**Task objective:** Look through the records that follow. Copy every line containing the word "JSON".

[Entries taken from a collection]
• • • • •
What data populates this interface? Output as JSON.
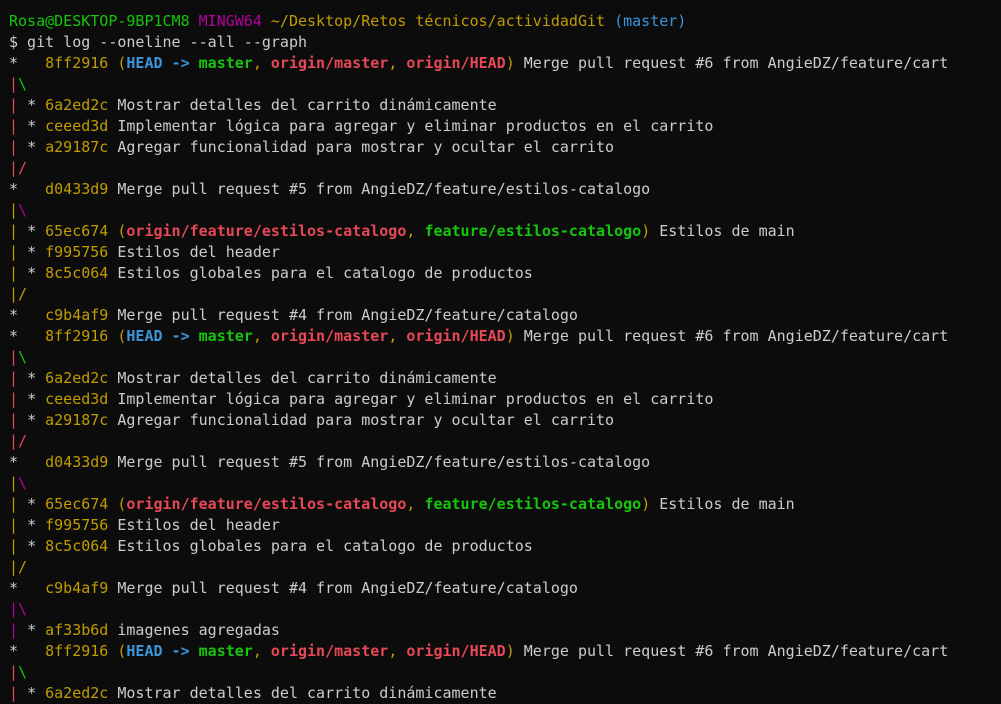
{
  "window": {
    "title": ""
  },
  "prompt": {
    "user_host": "Rosa@DESKTOP-9BP1CM8",
    "system": "MINGW64",
    "path": "~/Desktop/Retos técnicos/actividadGit",
    "branch": "(master)"
  },
  "command": "$ git log --oneline --all --graph",
  "colors": {
    "background": "#0c0c0c",
    "text": "#cccccc",
    "green": "#16c60c",
    "magenta": "#b4009e",
    "yellow": "#c19c00",
    "blue": "#3a96dd",
    "red": "#e74856"
  },
  "log_lines": [
    {
      "kind": "commit",
      "graph": [
        {
          "t": "*   ",
          "c": "white"
        }
      ],
      "hash": "8ff2916",
      "refs": [
        {
          "t": "HEAD",
          "c": "head"
        },
        {
          "t": " -> ",
          "c": "arrow"
        },
        {
          "t": "master",
          "c": "local"
        },
        {
          "t": ", ",
          "c": "paren"
        },
        {
          "t": "origin/master",
          "c": "remote"
        },
        {
          "t": ", ",
          "c": "paren"
        },
        {
          "t": "origin/HEAD",
          "c": "remote"
        }
      ],
      "message": "Merge pull request #6 from AngieDZ/feature/cart"
    },
    {
      "kind": "graph",
      "graph": [
        {
          "t": "|",
          "c": "red"
        },
        {
          "t": "\\",
          "c": "green"
        }
      ]
    },
    {
      "kind": "commit",
      "graph": [
        {
          "t": "| ",
          "c": "red"
        },
        {
          "t": "* ",
          "c": "white"
        }
      ],
      "hash": "6a2ed2c",
      "refs": [],
      "message": "Mostrar detalles del carrito dinámicamente"
    },
    {
      "kind": "commit",
      "graph": [
        {
          "t": "| ",
          "c": "red"
        },
        {
          "t": "* ",
          "c": "white"
        }
      ],
      "hash": "ceeed3d",
      "refs": [],
      "message": "Implementar lógica para agregar y eliminar productos en el carrito"
    },
    {
      "kind": "commit",
      "graph": [
        {
          "t": "| ",
          "c": "red"
        },
        {
          "t": "* ",
          "c": "white"
        }
      ],
      "hash": "a29187c",
      "refs": [],
      "message": "Agregar funcionalidad para mostrar y ocultar el carrito"
    },
    {
      "kind": "graph",
      "graph": [
        {
          "t": "|",
          "c": "red"
        },
        {
          "t": "/",
          "c": "red"
        }
      ]
    },
    {
      "kind": "commit",
      "graph": [
        {
          "t": "*   ",
          "c": "white"
        }
      ],
      "hash": "d0433d9",
      "refs": [],
      "message": "Merge pull request #5 from AngieDZ/feature/estilos-catalogo"
    },
    {
      "kind": "graph",
      "graph": [
        {
          "t": "|",
          "c": "yellow"
        },
        {
          "t": "\\",
          "c": "magenta"
        }
      ]
    },
    {
      "kind": "commit",
      "graph": [
        {
          "t": "| ",
          "c": "yellow"
        },
        {
          "t": "* ",
          "c": "white"
        }
      ],
      "hash": "65ec674",
      "refs": [
        {
          "t": "origin/feature/estilos-catalogo",
          "c": "remote"
        },
        {
          "t": ", ",
          "c": "paren"
        },
        {
          "t": "feature/estilos-catalogo",
          "c": "local"
        }
      ],
      "message": "Estilos de main"
    },
    {
      "kind": "commit",
      "graph": [
        {
          "t": "| ",
          "c": "yellow"
        },
        {
          "t": "* ",
          "c": "white"
        }
      ],
      "hash": "f995756",
      "refs": [],
      "message": "Estilos del header"
    },
    {
      "kind": "commit",
      "graph": [
        {
          "t": "| ",
          "c": "yellow"
        },
        {
          "t": "* ",
          "c": "white"
        }
      ],
      "hash": "8c5c064",
      "refs": [],
      "message": "Estilos globales para el catalogo de productos"
    },
    {
      "kind": "graph",
      "graph": [
        {
          "t": "|",
          "c": "yellow"
        },
        {
          "t": "/",
          "c": "yellow"
        }
      ]
    },
    {
      "kind": "commit",
      "graph": [
        {
          "t": "*   ",
          "c": "white"
        }
      ],
      "hash": "c9b4af9",
      "refs": [],
      "message": "Merge pull request #4 from AngieDZ/feature/catalogo"
    },
    {
      "kind": "commit",
      "graph": [
        {
          "t": "*   ",
          "c": "white"
        }
      ],
      "hash": "8ff2916",
      "refs": [
        {
          "t": "HEAD",
          "c": "head"
        },
        {
          "t": " -> ",
          "c": "arrow"
        },
        {
          "t": "master",
          "c": "local"
        },
        {
          "t": ", ",
          "c": "paren"
        },
        {
          "t": "origin/master",
          "c": "remote"
        },
        {
          "t": ", ",
          "c": "paren"
        },
        {
          "t": "origin/HEAD",
          "c": "remote"
        }
      ],
      "message": "Merge pull request #6 from AngieDZ/feature/cart"
    },
    {
      "kind": "graph",
      "graph": [
        {
          "t": "|",
          "c": "red"
        },
        {
          "t": "\\",
          "c": "green"
        }
      ]
    },
    {
      "kind": "commit",
      "graph": [
        {
          "t": "| ",
          "c": "red"
        },
        {
          "t": "* ",
          "c": "white"
        }
      ],
      "hash": "6a2ed2c",
      "refs": [],
      "message": "Mostrar detalles del carrito dinámicamente"
    },
    {
      "kind": "commit",
      "graph": [
        {
          "t": "| ",
          "c": "red"
        },
        {
          "t": "* ",
          "c": "white"
        }
      ],
      "hash": "ceeed3d",
      "refs": [],
      "message": "Implementar lógica para agregar y eliminar productos en el carrito"
    },
    {
      "kind": "commit",
      "graph": [
        {
          "t": "| ",
          "c": "red"
        },
        {
          "t": "* ",
          "c": "white"
        }
      ],
      "hash": "a29187c",
      "refs": [],
      "message": "Agregar funcionalidad para mostrar y ocultar el carrito"
    },
    {
      "kind": "graph",
      "graph": [
        {
          "t": "|",
          "c": "red"
        },
        {
          "t": "/",
          "c": "red"
        }
      ]
    },
    {
      "kind": "commit",
      "graph": [
        {
          "t": "*   ",
          "c": "white"
        }
      ],
      "hash": "d0433d9",
      "refs": [],
      "message": "Merge pull request #5 from AngieDZ/feature/estilos-catalogo"
    },
    {
      "kind": "graph",
      "graph": [
        {
          "t": "|",
          "c": "yellow"
        },
        {
          "t": "\\",
          "c": "magenta"
        }
      ]
    },
    {
      "kind": "commit",
      "graph": [
        {
          "t": "| ",
          "c": "yellow"
        },
        {
          "t": "* ",
          "c": "white"
        }
      ],
      "hash": "65ec674",
      "refs": [
        {
          "t": "origin/feature/estilos-catalogo",
          "c": "remote"
        },
        {
          "t": ", ",
          "c": "paren"
        },
        {
          "t": "feature/estilos-catalogo",
          "c": "local"
        }
      ],
      "message": "Estilos de main"
    },
    {
      "kind": "commit",
      "graph": [
        {
          "t": "| ",
          "c": "yellow"
        },
        {
          "t": "* ",
          "c": "white"
        }
      ],
      "hash": "f995756",
      "refs": [],
      "message": "Estilos del header"
    },
    {
      "kind": "commit",
      "graph": [
        {
          "t": "| ",
          "c": "yellow"
        },
        {
          "t": "* ",
          "c": "white"
        }
      ],
      "hash": "8c5c064",
      "refs": [],
      "message": "Estilos globales para el catalogo de productos"
    },
    {
      "kind": "graph",
      "graph": [
        {
          "t": "|",
          "c": "yellow"
        },
        {
          "t": "/",
          "c": "yellow"
        }
      ]
    },
    {
      "kind": "commit",
      "graph": [
        {
          "t": "*   ",
          "c": "white"
        }
      ],
      "hash": "c9b4af9",
      "refs": [],
      "message": "Merge pull request #4 from AngieDZ/feature/catalogo"
    },
    {
      "kind": "graph",
      "graph": [
        {
          "t": "|",
          "c": "magenta"
        },
        {
          "t": "\\",
          "c": "magenta"
        }
      ]
    },
    {
      "kind": "commit",
      "graph": [
        {
          "t": "| ",
          "c": "magenta"
        },
        {
          "t": "* ",
          "c": "white"
        }
      ],
      "hash": "af33b6d",
      "refs": [],
      "message": "imagenes agregadas"
    },
    {
      "kind": "commit",
      "graph": [
        {
          "t": "*   ",
          "c": "white"
        }
      ],
      "hash": "8ff2916",
      "refs": [
        {
          "t": "HEAD",
          "c": "head"
        },
        {
          "t": " -> ",
          "c": "arrow"
        },
        {
          "t": "master",
          "c": "local"
        },
        {
          "t": ", ",
          "c": "paren"
        },
        {
          "t": "origin/master",
          "c": "remote"
        },
        {
          "t": ", ",
          "c": "paren"
        },
        {
          "t": "origin/HEAD",
          "c": "remote"
        }
      ],
      "message": "Merge pull request #6 from AngieDZ/feature/cart"
    },
    {
      "kind": "graph",
      "graph": [
        {
          "t": "|",
          "c": "red"
        },
        {
          "t": "\\",
          "c": "green"
        }
      ]
    },
    {
      "kind": "commit",
      "graph": [
        {
          "t": "| ",
          "c": "red"
        },
        {
          "t": "* ",
          "c": "white"
        }
      ],
      "hash": "6a2ed2c",
      "refs": [],
      "message": "Mostrar detalles del carrito dinámicamente"
    }
  ]
}
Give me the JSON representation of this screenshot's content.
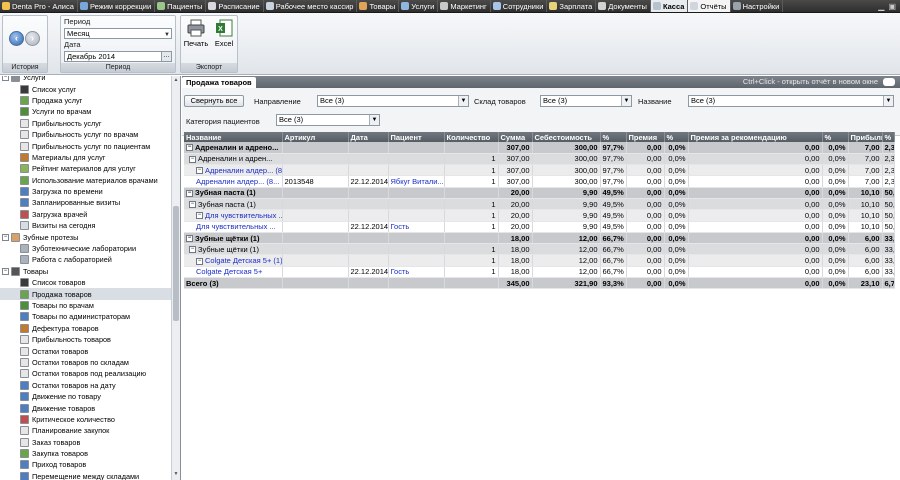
• • • • •
**Solution to this task:**
What data populates this interface? Output as JSON.
Give me the JSON representation of this screenshot's content.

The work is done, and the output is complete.